Dataset items:
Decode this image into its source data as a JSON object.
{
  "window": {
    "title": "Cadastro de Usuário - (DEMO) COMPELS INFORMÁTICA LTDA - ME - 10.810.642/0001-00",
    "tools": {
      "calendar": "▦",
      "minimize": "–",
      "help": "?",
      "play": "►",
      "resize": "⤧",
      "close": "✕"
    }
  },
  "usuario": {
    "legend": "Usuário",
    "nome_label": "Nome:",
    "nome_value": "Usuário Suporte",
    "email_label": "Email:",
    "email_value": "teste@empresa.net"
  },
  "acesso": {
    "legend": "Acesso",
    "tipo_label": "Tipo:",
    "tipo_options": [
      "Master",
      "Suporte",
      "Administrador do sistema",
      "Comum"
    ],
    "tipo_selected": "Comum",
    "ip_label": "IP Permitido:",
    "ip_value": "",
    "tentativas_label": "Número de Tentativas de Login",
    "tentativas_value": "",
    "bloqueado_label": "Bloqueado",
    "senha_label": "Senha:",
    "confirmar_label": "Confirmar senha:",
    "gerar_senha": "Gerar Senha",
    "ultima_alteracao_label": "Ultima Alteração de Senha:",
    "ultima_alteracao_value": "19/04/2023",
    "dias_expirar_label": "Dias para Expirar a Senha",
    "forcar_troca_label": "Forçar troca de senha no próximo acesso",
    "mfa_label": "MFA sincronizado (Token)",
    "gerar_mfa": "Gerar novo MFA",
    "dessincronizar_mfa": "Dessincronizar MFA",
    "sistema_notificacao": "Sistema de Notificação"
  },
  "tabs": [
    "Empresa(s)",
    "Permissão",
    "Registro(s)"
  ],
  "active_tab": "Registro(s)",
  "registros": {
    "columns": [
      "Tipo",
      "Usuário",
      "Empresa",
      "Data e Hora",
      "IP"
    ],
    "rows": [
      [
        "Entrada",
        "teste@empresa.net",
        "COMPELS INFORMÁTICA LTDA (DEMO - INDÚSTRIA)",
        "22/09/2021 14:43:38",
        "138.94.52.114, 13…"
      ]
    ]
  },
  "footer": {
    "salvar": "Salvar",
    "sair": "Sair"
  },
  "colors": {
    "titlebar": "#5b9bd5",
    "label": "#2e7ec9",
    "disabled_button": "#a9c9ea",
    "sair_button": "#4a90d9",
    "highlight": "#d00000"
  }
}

* * *

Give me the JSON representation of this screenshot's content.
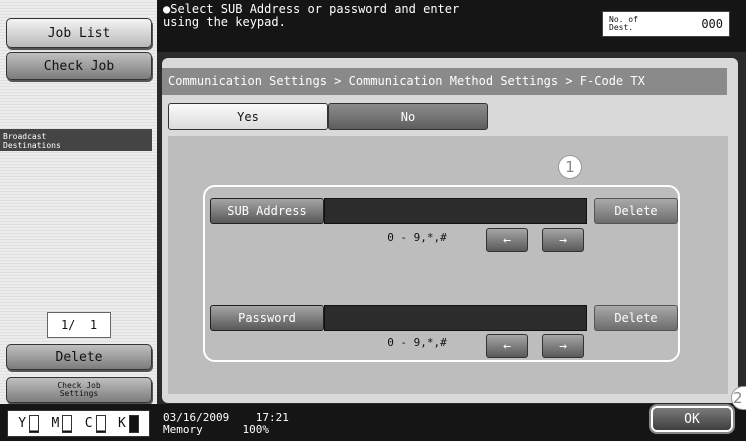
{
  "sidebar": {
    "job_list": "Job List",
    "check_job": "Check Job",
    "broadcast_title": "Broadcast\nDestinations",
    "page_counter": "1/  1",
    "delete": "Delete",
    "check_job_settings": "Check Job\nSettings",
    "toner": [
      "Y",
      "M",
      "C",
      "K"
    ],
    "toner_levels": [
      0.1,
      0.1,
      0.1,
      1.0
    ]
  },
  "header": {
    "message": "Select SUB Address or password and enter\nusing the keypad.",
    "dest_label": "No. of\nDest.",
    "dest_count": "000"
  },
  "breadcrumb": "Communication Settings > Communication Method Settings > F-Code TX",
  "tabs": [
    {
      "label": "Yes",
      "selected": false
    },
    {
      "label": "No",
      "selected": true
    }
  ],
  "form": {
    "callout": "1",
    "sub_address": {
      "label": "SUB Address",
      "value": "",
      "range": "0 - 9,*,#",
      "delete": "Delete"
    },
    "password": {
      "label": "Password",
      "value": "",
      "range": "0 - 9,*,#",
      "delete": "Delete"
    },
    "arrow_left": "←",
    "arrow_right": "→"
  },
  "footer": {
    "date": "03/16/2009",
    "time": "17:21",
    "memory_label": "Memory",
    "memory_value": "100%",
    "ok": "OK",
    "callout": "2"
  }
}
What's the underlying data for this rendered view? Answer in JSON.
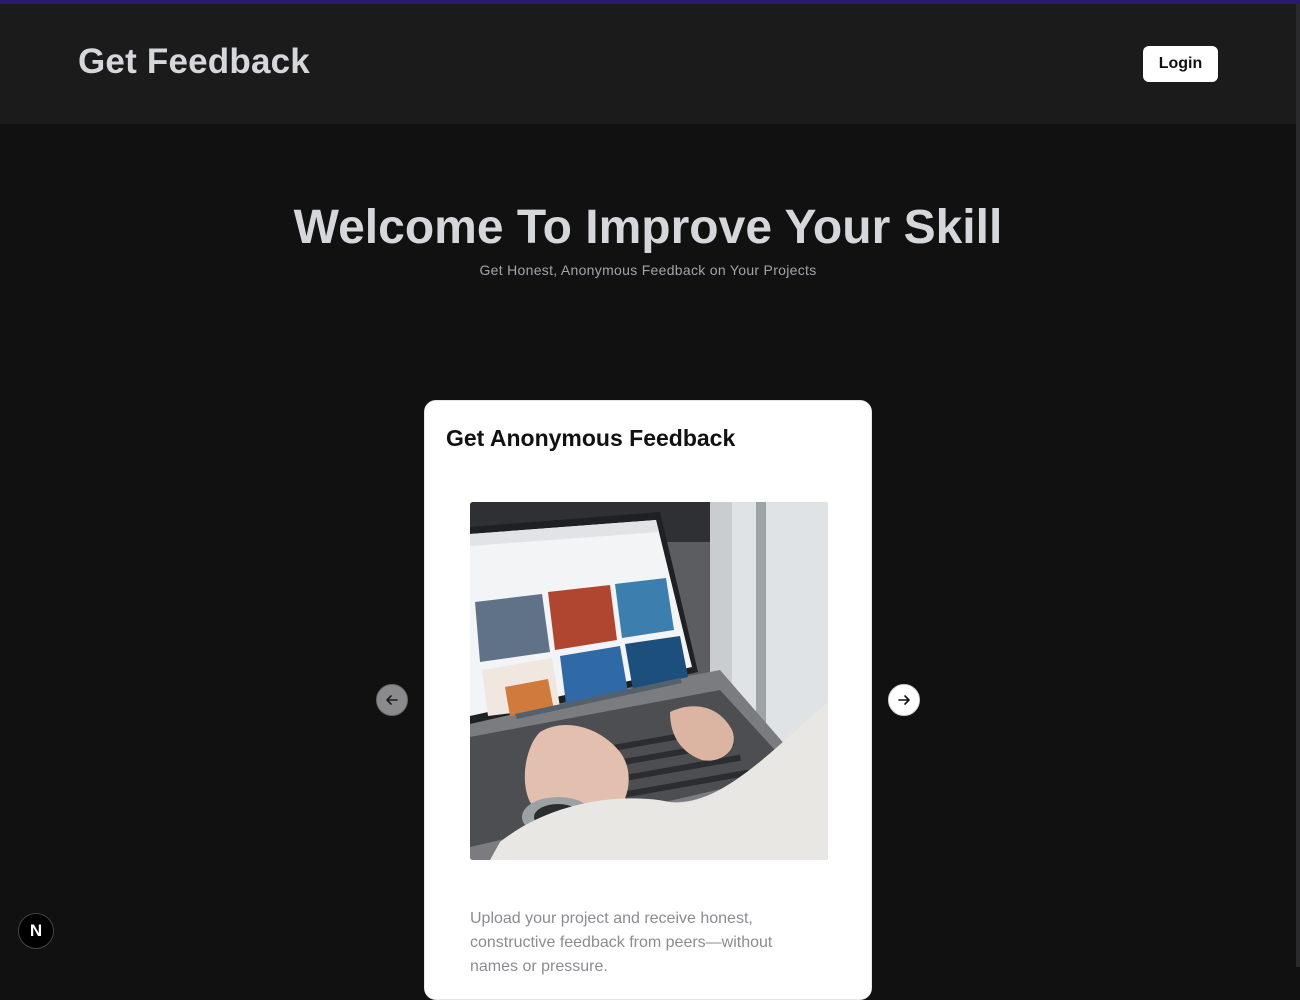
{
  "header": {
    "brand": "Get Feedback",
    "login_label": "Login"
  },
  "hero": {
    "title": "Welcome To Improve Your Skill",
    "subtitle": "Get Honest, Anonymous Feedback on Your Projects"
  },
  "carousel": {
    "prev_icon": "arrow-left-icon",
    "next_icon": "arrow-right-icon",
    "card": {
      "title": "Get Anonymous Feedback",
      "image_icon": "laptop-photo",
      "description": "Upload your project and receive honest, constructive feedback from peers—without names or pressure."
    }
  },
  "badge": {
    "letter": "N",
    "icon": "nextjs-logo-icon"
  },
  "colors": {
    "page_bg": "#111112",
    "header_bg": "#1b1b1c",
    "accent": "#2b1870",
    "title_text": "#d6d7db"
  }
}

> _The problem_
Show all lines from the records above where the word "JSON" occurs.

> _Response to the task_
Decode this image into its source data as a JSON object.
Give me the JSON representation of this screenshot's content.
What's the underlying data for this rendered view? Answer in JSON.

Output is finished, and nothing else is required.